> Set problem 1
Answer these questions from the article on Hyatt meeting tools:
(a) At which event did MeetingsNet sit down with Steve Enselein?
(b) About what percentage of planners are using the Hyatt Event Concierge app?
(c) About what share of all Hyatt meetings are for fewer than 40 people?
***** Reading text
Steve Enselein, senior vice president, events Hyatt Hotels Corp.

7 Meeting Tools Changing the Way You Do Business with Hyatt

Look for help with billing, on-site requests, small-meeting booking… You might even get a “magical pink unicorn.”

“We pride ourselves on being good listeners. We read every review and take it to our development team,” says Steve Enselein, senior vice president, events Hyatt Hotels Corp. MeetingsNet sat down with him at the recent IMEX America show in Las Vegas to hear about how the company is turning planner requests into enhancements to its various meetings-related technology and programs. 

1. The Hyatt Event Concierge app, which was in beta last year, now is deployed in all the company’s U.S. properties and in approximately 30 more hotels internationally, with plans for complete deployment globally in 2018. The app enables planners to directly connect with the associate who can handle that specific request, and tells the planner when the task is completed. Enselein says that approximately 75 percent of planners are using the app, and those who do give it a 90 percent or above satisfaction rating.

2. Meetings on Demand, a tool for planners of small meetings to check availability, book, and receive immediate confirmation, arrange food and beverage packages, and customize room setups, is now deployed in all full-service U.S. Hyatt brands, and will be fully deployed internationally next year. The tool is generating a lot of interest, says Enselein, noting that about two thirds of all Hyatt meetings are for fewer than 40 people and activated within 100 days.
**********
***** Data rows
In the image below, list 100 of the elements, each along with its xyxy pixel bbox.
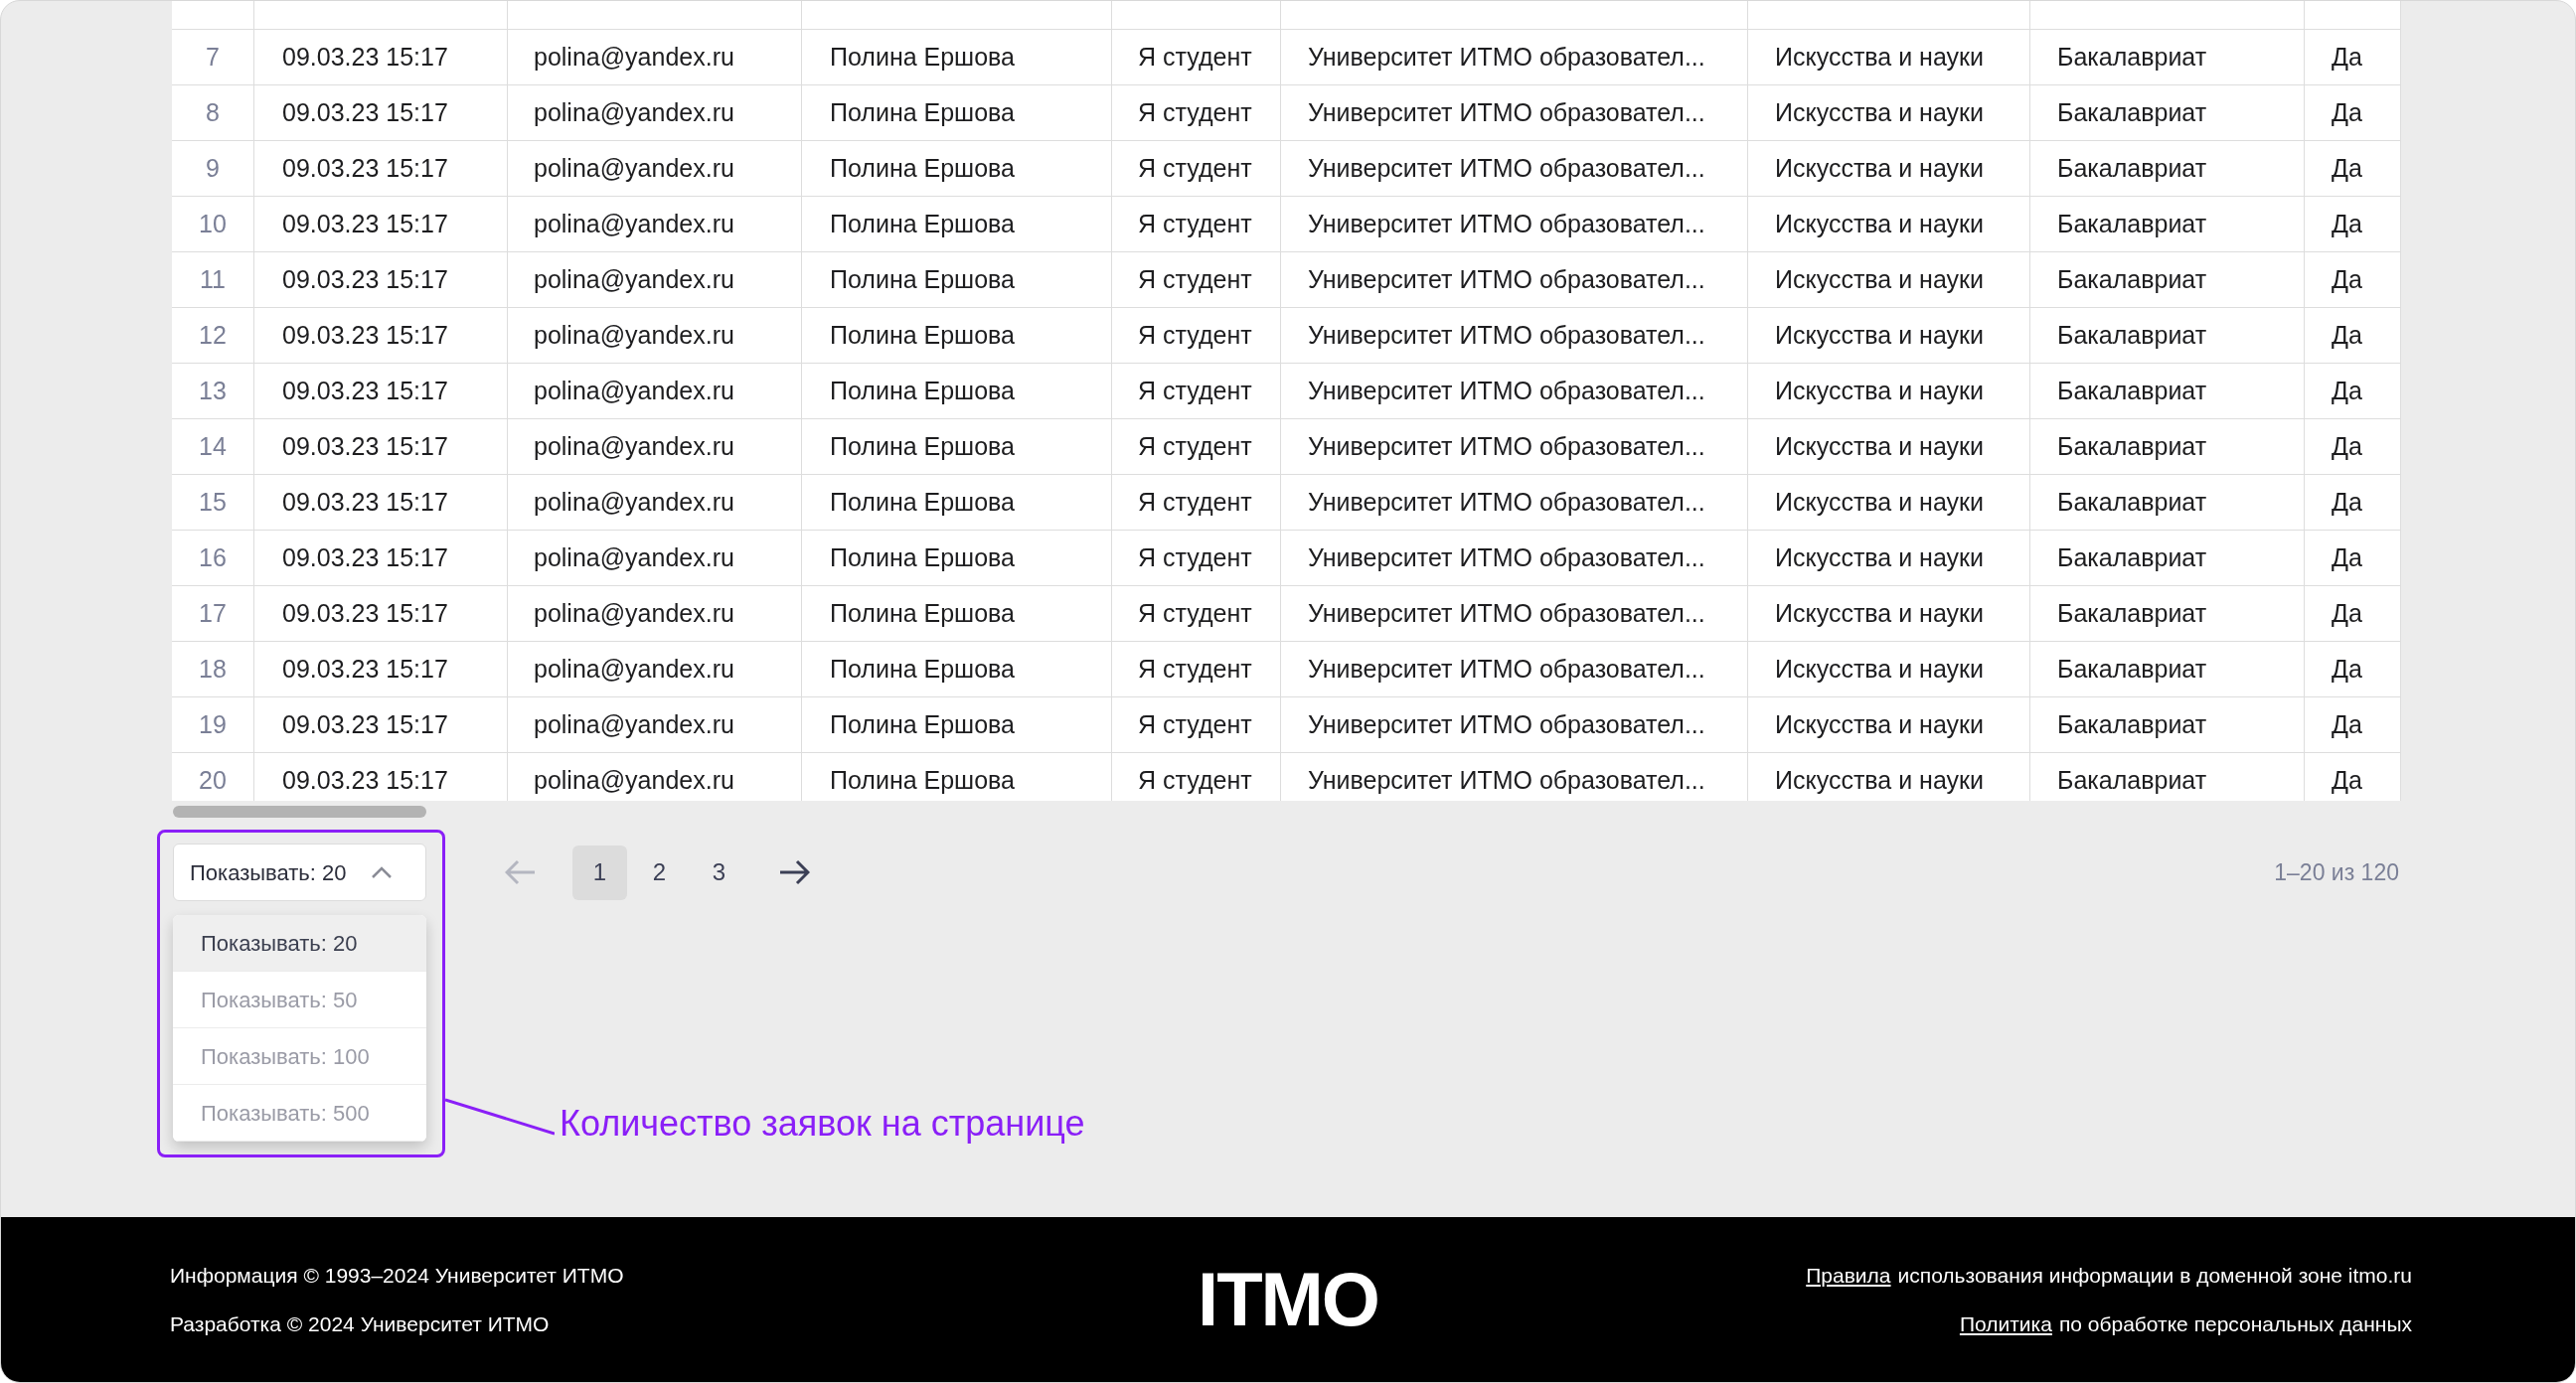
table-cell: polina@yandex.ru <box>508 586 802 641</box>
table-cell: 09.03.23 15:17 <box>254 197 508 251</box>
table-cell: Я студент <box>1112 753 1281 801</box>
table-cell: Бакалавриат <box>2030 30 2305 84</box>
table-cell: 09.03.23 15:17 <box>254 419 508 474</box>
table-cell: Я студент <box>1112 252 1281 307</box>
table-cell: Университет ИТМО образовател... <box>1281 30 1748 84</box>
table-cell: Бакалавриат <box>2030 85 2305 140</box>
table-cell: 09.03.23 15:17 <box>254 30 508 84</box>
table-cell: Искусства и науки <box>1748 531 2030 585</box>
table-cell: polina@yandex.ru <box>508 419 802 474</box>
table-cell: Университет ИТМО образовател... <box>1281 531 1748 585</box>
table-cell: Я студент <box>1112 85 1281 140</box>
table-cell: Университет ИТМО образовател... <box>1281 642 1748 696</box>
table-cell: Университет ИТМО образовател... <box>1281 308 1748 363</box>
table-cell: Да <box>2305 475 2401 530</box>
table-cell: Да <box>2305 642 2401 696</box>
page-button[interactable]: 3 <box>692 845 746 900</box>
table-cell: 18 <box>172 642 254 696</box>
table-cell: Полина Ершова <box>802 141 1112 196</box>
table-cell: Да <box>2305 697 2401 752</box>
table-cell: Университет ИТМО образовател... <box>1281 85 1748 140</box>
table-cell: polina@yandex.ru <box>508 141 802 196</box>
table-cell: Искусства и науки <box>1748 475 2030 530</box>
table-cell: Бакалавриат <box>2030 308 2305 363</box>
table-cell: Да <box>2305 531 2401 585</box>
table-cell: Я студент <box>1112 364 1281 418</box>
table-cell: Полина Ершова <box>802 531 1112 585</box>
menu-option[interactable]: Показывать: 20 <box>173 915 426 972</box>
table-cell: Искусства и науки <box>1748 419 2030 474</box>
table-cell: Бакалавриат <box>2030 642 2305 696</box>
table-cell: 7 <box>172 30 254 84</box>
annotation-text: Количество заявок на странице <box>560 1106 1085 1142</box>
table-cell: Бакалавриат <box>2030 197 2305 251</box>
table-cell: 09.03.23 15:17 <box>254 586 508 641</box>
table-cell: 15 <box>172 475 254 530</box>
table-cell: Я студент <box>1112 642 1281 696</box>
table-cell: Университет ИТМО образовател... <box>1281 753 1748 801</box>
table-cell: Университет ИТМО образовател... <box>1281 475 1748 530</box>
footer-text: по обработке персональных данных <box>2058 1311 2412 1337</box>
table-cell: 09.03.23 15:17 <box>254 85 508 140</box>
table-cell: Университет ИТМО образовател... <box>1281 419 1748 474</box>
table-cell: Я студент <box>1112 475 1281 530</box>
table-cell: polina@yandex.ru <box>508 642 802 696</box>
table-cell: Бакалавриат <box>2030 586 2305 641</box>
table-cell: Университет ИТМО образовател... <box>1281 141 1748 196</box>
table-cell: Полина Ершова <box>802 642 1112 696</box>
table-cell: Университет ИТМО образовател... <box>1281 197 1748 251</box>
table-cell: Да <box>2305 197 2401 251</box>
table-cell: 09.03.23 15:17 <box>254 252 508 307</box>
table-cell: Да <box>2305 85 2401 140</box>
table-cell: Я студент <box>1112 586 1281 641</box>
table-cell: 09.03.23 15:17 <box>254 141 508 196</box>
table-cell: 09.03.23 15:17 <box>254 531 508 585</box>
table-cell: Бакалавриат <box>2030 753 2305 801</box>
arrow-left-icon <box>505 859 537 885</box>
table-cell: Искусства и науки <box>1748 364 2030 418</box>
table-cell: Искусства и науки <box>1748 141 2030 196</box>
table-cell: Бакалавриат <box>2030 475 2305 530</box>
table-cell: Я студент <box>1112 308 1281 363</box>
table-cell: Бакалавриат <box>2030 697 2305 752</box>
table-cell: Искусства и науки <box>1748 586 2030 641</box>
table-cell: Да <box>2305 252 2401 307</box>
table-cell: 09.03.23 15:17 <box>254 697 508 752</box>
table-cell: polina@yandex.ru <box>508 364 802 418</box>
table-cell: Бакалавриат <box>2030 531 2305 585</box>
table-cell: polina@yandex.ru <box>508 252 802 307</box>
table-cell: Я студент <box>1112 419 1281 474</box>
table-cell: polina@yandex.ru <box>508 30 802 84</box>
table-cell: polina@yandex.ru <box>508 475 802 530</box>
table-cell: Я студент <box>1112 531 1281 585</box>
table-cell: Полина Ершова <box>802 197 1112 251</box>
table-cell: Искусства и науки <box>1748 697 2030 752</box>
table-cell: Я студент <box>1112 30 1281 84</box>
table-cell: 09.03.23 15:17 <box>254 475 508 530</box>
table-cell: polina@yandex.ru <box>508 85 802 140</box>
logo: ITMO <box>1198 1262 1378 1337</box>
table-cell: Да <box>2305 586 2401 641</box>
table-cell: 09.03.23 15:17 <box>254 642 508 696</box>
page-size-select[interactable]: Показывать: 20 <box>173 844 426 901</box>
footer-link[interactable]: Правила <box>1806 1259 1891 1291</box>
page-button[interactable]: 2 <box>632 845 687 900</box>
table-cell: Да <box>2305 419 2401 474</box>
footer-text: Информация © 1993–2024 Университет ИТМО <box>170 1262 625 1289</box>
scrollbar-thumb[interactable] <box>173 806 426 818</box>
table-cell: 16 <box>172 531 254 585</box>
table-cell: Да <box>2305 308 2401 363</box>
table-cell: 19 <box>172 697 254 752</box>
table-cell: Да <box>2305 141 2401 196</box>
table-cell: Да <box>2305 30 2401 84</box>
table-cell: Искусства и науки <box>1748 85 2030 140</box>
table-cell: polina@yandex.ru <box>508 531 802 585</box>
range-text: 1–20 из 120 <box>2274 857 2399 887</box>
footer-link[interactable]: Политика <box>1959 1308 2052 1340</box>
table-cell: Полина Ершова <box>802 308 1112 363</box>
page-button[interactable]: 1 <box>572 845 627 900</box>
table-cell: Полина Ершова <box>802 586 1112 641</box>
table-cell: Полина Ершова <box>802 753 1112 801</box>
table-cell: Полина Ершова <box>802 252 1112 307</box>
table-cell: Искусства и науки <box>1748 308 2030 363</box>
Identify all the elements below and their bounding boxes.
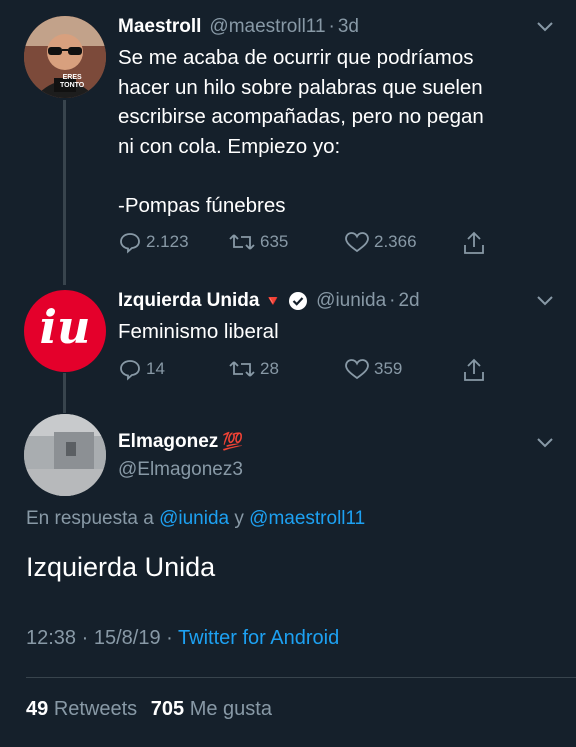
iu-logo: iu bbox=[39, 300, 91, 354]
tweet-time: 12:38 bbox=[26, 627, 77, 649]
reply-button[interactable]: 14 bbox=[118, 357, 165, 381]
main-tweet-text: Izquierda Unida bbox=[26, 552, 216, 582]
retweet-icon bbox=[229, 361, 255, 377]
avatar[interactable]: iu bbox=[24, 290, 106, 372]
retweets-stat[interactable]: 49 Retweets bbox=[26, 698, 143, 720]
timestamp[interactable]: 2d bbox=[398, 290, 419, 312]
retweet-label: Retweets bbox=[53, 698, 138, 720]
tweet-actions: 2.123 635 2.366 bbox=[118, 230, 498, 256]
handle[interactable]: @maestroll11 bbox=[209, 16, 325, 38]
avatar[interactable] bbox=[24, 414, 106, 496]
display-name[interactable]: Elmagonez bbox=[118, 431, 218, 453]
tweet-header: Maestroll @maestroll11 · 3d bbox=[118, 16, 359, 38]
separator: · bbox=[166, 627, 173, 649]
tweet-meta: 12:38 · 15/8/19 · Twitter for Android bbox=[26, 627, 339, 650]
chevron-down-icon[interactable] bbox=[536, 437, 554, 449]
tweet-text: Se me acaba de ocurrir que podríamos hac… bbox=[118, 46, 484, 217]
reply-mention-iunida[interactable]: @iunida bbox=[159, 508, 229, 529]
tweet-text: Feminismo liberal bbox=[118, 320, 279, 343]
like-count: 2.366 bbox=[374, 232, 417, 251]
reply-count: 2.123 bbox=[146, 232, 189, 251]
red-triangle-emoji: 🔻 bbox=[263, 293, 283, 310]
like-total: 705 bbox=[150, 698, 185, 720]
retweet-count: 635 bbox=[260, 232, 289, 251]
retweet-total: 49 bbox=[26, 698, 49, 720]
display-name[interactable]: Izquierda Unida bbox=[118, 290, 259, 312]
handle[interactable]: @Elmagonez3 bbox=[118, 459, 243, 481]
separator: · bbox=[389, 290, 396, 311]
reply-mention-maestroll[interactable]: @maestroll11 bbox=[249, 508, 365, 529]
share-icon[interactable] bbox=[462, 230, 486, 256]
likes-stat[interactable]: 705 Me gusta bbox=[151, 698, 272, 720]
divider bbox=[26, 677, 576, 678]
handle[interactable]: @iunida bbox=[316, 290, 386, 312]
avatar[interactable]: ERES TONTO bbox=[24, 16, 106, 98]
retweet-count: 28 bbox=[260, 359, 279, 378]
chevron-down-icon[interactable] bbox=[536, 295, 554, 307]
tweet-stats: 49 Retweets 705 Me gusta bbox=[26, 698, 272, 721]
tweet-source-link[interactable]: Twitter for Android bbox=[178, 627, 339, 649]
like-count: 359 bbox=[374, 359, 403, 378]
like-button[interactable]: 359 bbox=[344, 357, 402, 381]
handle-line: @Elmagonez3 bbox=[118, 459, 243, 481]
reply-conjunction: y bbox=[234, 508, 244, 529]
like-label: Me gusta bbox=[189, 698, 272, 720]
separator: · bbox=[81, 627, 89, 649]
avatar-badge: ERES TONTO bbox=[60, 74, 85, 89]
display-name[interactable]: Maestroll bbox=[118, 16, 201, 38]
reply-count: 14 bbox=[146, 359, 165, 378]
tweet-header: Elmagonez 💯 bbox=[118, 431, 243, 453]
like-button[interactable]: 2.366 bbox=[344, 230, 417, 254]
reply-icon bbox=[120, 360, 140, 381]
reply-context: En respuesta a @iunida y @maestroll11 bbox=[26, 508, 365, 530]
retweet-button[interactable]: 635 bbox=[228, 230, 288, 254]
verified-icon bbox=[289, 292, 308, 310]
like-icon bbox=[345, 359, 369, 380]
hundred-points-emoji: 💯 bbox=[222, 432, 244, 451]
reply-icon bbox=[120, 233, 140, 254]
thread-line bbox=[63, 373, 66, 413]
tweet-header: Izquierda Unida 🔻 @iunida · 2d bbox=[118, 290, 420, 312]
chevron-down-icon[interactable] bbox=[536, 21, 554, 33]
reply-prefix: En respuesta a bbox=[26, 508, 154, 529]
thread-line bbox=[63, 100, 66, 285]
retweet-icon bbox=[229, 234, 255, 250]
like-icon bbox=[345, 232, 369, 253]
retweet-button[interactable]: 28 bbox=[228, 357, 279, 381]
tweet-actions: 14 28 359 bbox=[118, 357, 498, 383]
timestamp[interactable]: 3d bbox=[338, 16, 359, 38]
share-icon[interactable] bbox=[462, 357, 486, 383]
tweet-date: 15/8/19 bbox=[93, 627, 161, 649]
separator: · bbox=[328, 16, 335, 37]
reply-button[interactable]: 2.123 bbox=[118, 230, 189, 254]
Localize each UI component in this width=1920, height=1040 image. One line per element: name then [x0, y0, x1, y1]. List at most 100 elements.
**********
> Set problem 2
In the records, turn the part that opens with the line containing "iu-logo: iu bbox=[39, 300, 91, 354]" and closes with the line containing "tweet-actions: 2.123 635" into a numbered list, including both of those lines and omitting any blank lines.

> Full solution 1
(a) The recent IMEX America show in Las Vegas.
(b) Approximately 75 percent.
(c) About two thirds.

> Full solution 2
1. iu-logo: iu bbox=[39, 300, 91, 354]
2. tweet-time: 12:38 bbox=[26, 627, 77, 649]
3. reply-button[interactable]: 14 bbox=[118, 357, 165, 381]
4. main-tweet-text: Izquierda Unida bbox=[26, 552, 216, 582]
5. retweet-icon bbox=[229, 361, 255, 377]
6. avatar[interactable]: iu bbox=[24, 290, 106, 372]
7. retweets-stat[interactable]: 49 Retweets bbox=[26, 698, 143, 720]
8. timestamp[interactable]: 2d bbox=[398, 290, 419, 312]
9. retweet-label: Retweets bbox=[53, 698, 138, 720]
10. tweet-actions: 2.123 635 2.366 bbox=[118, 230, 498, 256]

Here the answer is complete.